%%
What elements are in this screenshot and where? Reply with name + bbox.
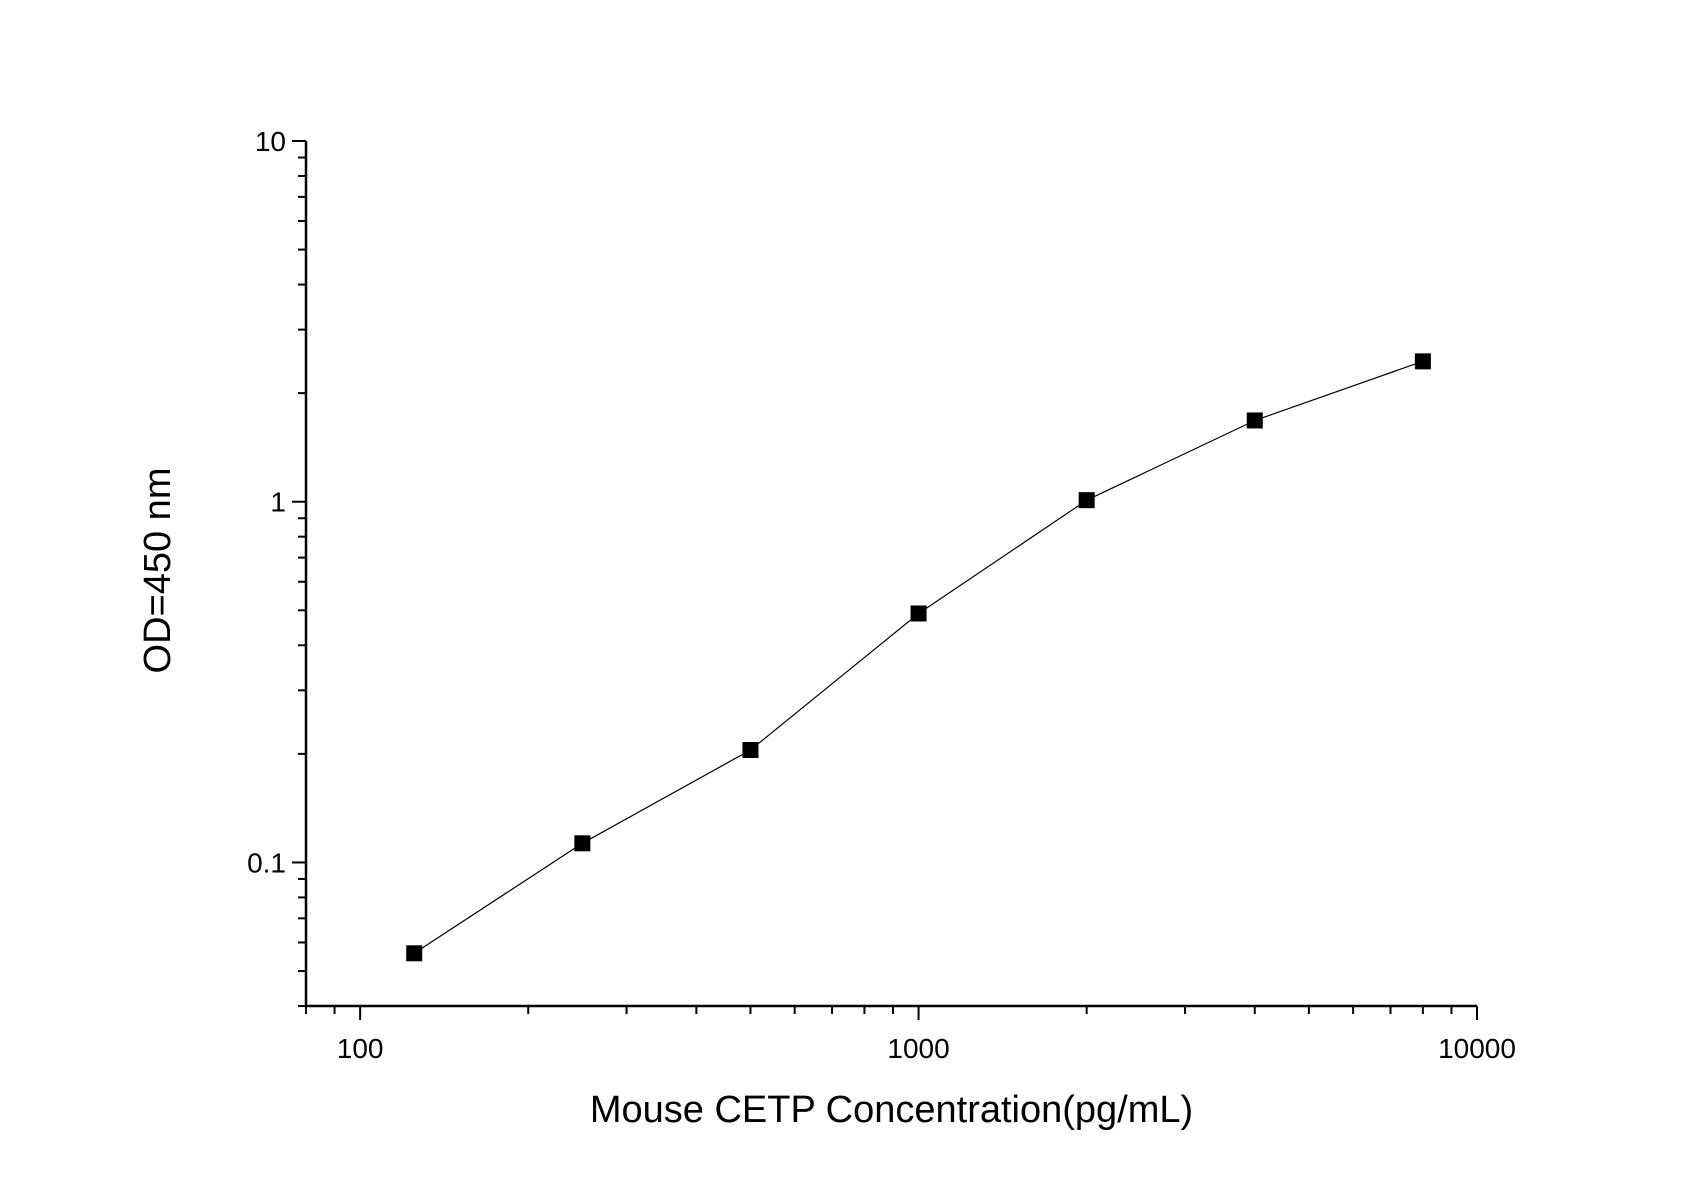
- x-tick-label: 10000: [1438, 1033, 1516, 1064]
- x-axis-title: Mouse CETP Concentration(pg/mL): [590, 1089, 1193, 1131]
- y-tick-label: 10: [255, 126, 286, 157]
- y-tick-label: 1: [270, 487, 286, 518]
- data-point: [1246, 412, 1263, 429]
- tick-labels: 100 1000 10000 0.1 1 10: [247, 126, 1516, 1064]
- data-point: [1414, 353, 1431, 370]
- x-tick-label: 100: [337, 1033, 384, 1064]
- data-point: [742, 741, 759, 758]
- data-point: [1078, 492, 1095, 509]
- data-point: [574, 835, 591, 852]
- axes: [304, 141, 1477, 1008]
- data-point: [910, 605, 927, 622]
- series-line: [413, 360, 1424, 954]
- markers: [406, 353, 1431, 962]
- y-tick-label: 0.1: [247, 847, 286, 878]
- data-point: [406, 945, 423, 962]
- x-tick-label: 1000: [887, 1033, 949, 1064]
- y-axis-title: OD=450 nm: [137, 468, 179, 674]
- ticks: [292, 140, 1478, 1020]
%%
%%
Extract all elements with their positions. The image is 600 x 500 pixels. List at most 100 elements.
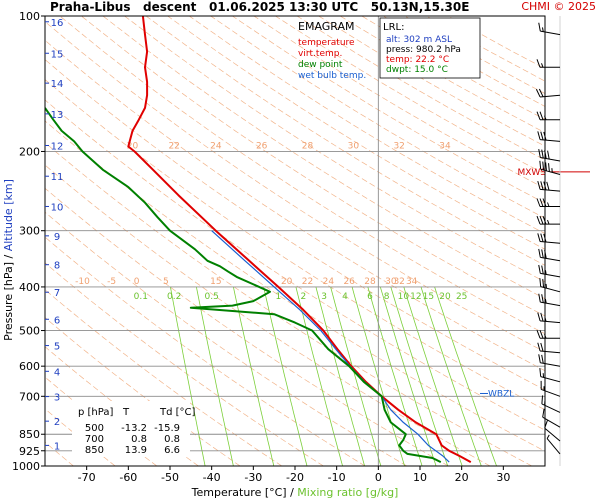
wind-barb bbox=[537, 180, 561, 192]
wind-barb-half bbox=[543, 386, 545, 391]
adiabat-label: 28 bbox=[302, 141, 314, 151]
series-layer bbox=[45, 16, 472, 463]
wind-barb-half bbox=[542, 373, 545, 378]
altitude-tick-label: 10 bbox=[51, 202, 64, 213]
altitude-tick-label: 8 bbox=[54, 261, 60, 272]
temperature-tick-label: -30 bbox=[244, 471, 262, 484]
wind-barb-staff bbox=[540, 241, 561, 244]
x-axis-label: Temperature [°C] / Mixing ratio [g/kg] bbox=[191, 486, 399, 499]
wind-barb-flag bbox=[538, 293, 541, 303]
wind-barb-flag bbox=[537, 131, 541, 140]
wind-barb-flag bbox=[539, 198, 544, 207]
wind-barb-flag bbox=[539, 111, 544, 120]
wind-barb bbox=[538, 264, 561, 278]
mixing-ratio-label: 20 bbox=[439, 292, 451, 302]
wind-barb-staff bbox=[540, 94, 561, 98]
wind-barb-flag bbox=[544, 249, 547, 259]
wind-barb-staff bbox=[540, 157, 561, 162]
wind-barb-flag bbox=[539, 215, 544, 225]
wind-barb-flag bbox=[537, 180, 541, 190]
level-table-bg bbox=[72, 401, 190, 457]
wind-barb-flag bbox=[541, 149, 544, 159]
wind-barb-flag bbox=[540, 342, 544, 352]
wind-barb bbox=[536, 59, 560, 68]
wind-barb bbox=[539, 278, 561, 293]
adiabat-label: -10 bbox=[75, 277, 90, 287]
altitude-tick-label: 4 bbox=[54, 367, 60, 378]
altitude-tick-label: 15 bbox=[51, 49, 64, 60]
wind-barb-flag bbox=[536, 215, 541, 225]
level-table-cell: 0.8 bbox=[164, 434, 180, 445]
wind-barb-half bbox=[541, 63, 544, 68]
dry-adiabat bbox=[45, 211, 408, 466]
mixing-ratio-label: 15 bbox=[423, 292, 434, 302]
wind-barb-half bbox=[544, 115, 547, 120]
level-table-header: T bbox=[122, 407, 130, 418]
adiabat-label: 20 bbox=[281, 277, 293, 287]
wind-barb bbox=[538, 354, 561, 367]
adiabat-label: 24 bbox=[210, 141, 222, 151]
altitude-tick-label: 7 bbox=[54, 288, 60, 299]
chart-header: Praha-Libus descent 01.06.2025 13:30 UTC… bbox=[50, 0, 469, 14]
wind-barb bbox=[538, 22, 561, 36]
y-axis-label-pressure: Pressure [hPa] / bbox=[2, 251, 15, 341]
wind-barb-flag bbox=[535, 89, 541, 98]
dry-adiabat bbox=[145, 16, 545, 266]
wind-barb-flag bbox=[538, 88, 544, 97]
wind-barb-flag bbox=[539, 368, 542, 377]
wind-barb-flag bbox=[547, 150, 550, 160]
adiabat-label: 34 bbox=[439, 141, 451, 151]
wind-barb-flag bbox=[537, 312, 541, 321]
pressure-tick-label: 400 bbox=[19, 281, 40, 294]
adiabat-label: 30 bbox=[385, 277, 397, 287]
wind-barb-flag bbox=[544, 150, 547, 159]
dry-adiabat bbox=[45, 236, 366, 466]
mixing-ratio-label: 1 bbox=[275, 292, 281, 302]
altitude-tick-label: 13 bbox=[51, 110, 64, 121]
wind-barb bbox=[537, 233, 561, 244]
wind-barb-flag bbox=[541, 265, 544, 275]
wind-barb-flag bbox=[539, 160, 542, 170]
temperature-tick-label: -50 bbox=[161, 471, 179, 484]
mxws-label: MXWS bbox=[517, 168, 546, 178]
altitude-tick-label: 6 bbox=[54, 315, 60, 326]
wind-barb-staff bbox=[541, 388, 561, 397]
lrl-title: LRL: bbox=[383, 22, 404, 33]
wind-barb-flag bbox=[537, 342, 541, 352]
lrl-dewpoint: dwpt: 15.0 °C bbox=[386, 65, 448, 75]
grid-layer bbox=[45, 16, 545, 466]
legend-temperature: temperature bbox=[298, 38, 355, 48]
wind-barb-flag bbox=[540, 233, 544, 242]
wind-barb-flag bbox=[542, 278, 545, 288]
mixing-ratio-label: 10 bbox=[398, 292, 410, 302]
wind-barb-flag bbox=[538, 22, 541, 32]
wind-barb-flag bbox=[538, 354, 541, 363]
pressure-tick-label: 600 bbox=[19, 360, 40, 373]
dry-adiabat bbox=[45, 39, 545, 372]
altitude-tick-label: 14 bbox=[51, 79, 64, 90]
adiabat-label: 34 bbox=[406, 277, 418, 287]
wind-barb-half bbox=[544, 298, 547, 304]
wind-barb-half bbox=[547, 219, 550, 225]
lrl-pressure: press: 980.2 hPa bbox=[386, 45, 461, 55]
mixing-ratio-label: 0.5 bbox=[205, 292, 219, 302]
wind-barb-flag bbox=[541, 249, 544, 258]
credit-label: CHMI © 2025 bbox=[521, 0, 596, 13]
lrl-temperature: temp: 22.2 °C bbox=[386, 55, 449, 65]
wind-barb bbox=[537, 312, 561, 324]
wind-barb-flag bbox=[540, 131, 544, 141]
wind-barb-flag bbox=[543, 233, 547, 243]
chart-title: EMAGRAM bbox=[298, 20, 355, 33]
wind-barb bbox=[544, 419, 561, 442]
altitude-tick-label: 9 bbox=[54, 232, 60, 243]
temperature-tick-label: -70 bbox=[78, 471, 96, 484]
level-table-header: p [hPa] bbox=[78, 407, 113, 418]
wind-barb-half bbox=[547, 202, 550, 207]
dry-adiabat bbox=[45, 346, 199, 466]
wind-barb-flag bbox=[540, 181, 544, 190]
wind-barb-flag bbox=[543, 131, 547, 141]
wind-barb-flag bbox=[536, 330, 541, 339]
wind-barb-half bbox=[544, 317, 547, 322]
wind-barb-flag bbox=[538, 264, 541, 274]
%%
Aufgabe: Bitte gib den Abschnitt von der Zeile mit „What elements are“ bis einschließlich der Zeile mit „- ticks: [292, 140, 1478, 1020]“ unverändert wieder, aber ohne die Bilder.

Antwort:
What elements are in this screenshot and where? Reply with name + bbox.
- x-tick-label: 10000: [1438, 1033, 1516, 1064]
- x-axis-title: Mouse CETP Concentration(pg/mL): [590, 1089, 1193, 1131]
- y-tick-label: 10: [255, 126, 286, 157]
- y-tick-label: 1: [270, 487, 286, 518]
- data-point: [1246, 412, 1263, 429]
- tick-labels: 100 1000 10000 0.1 1 10: [247, 126, 1516, 1064]
- data-point: [1414, 353, 1431, 370]
- x-tick-label: 100: [337, 1033, 384, 1064]
- data-point: [742, 741, 759, 758]
- data-point: [1078, 492, 1095, 509]
- data-point: [574, 835, 591, 852]
- axes: [304, 141, 1477, 1008]
- data-point: [910, 605, 927, 622]
- series-line: [413, 360, 1424, 954]
- markers: [406, 353, 1431, 962]
- y-tick-label: 0.1: [247, 847, 286, 878]
- data-point: [406, 945, 423, 962]
- x-tick-label: 1000: [887, 1033, 949, 1064]
- y-axis-title: OD=450 nm: [137, 468, 179, 674]
- ticks: [292, 140, 1478, 1020]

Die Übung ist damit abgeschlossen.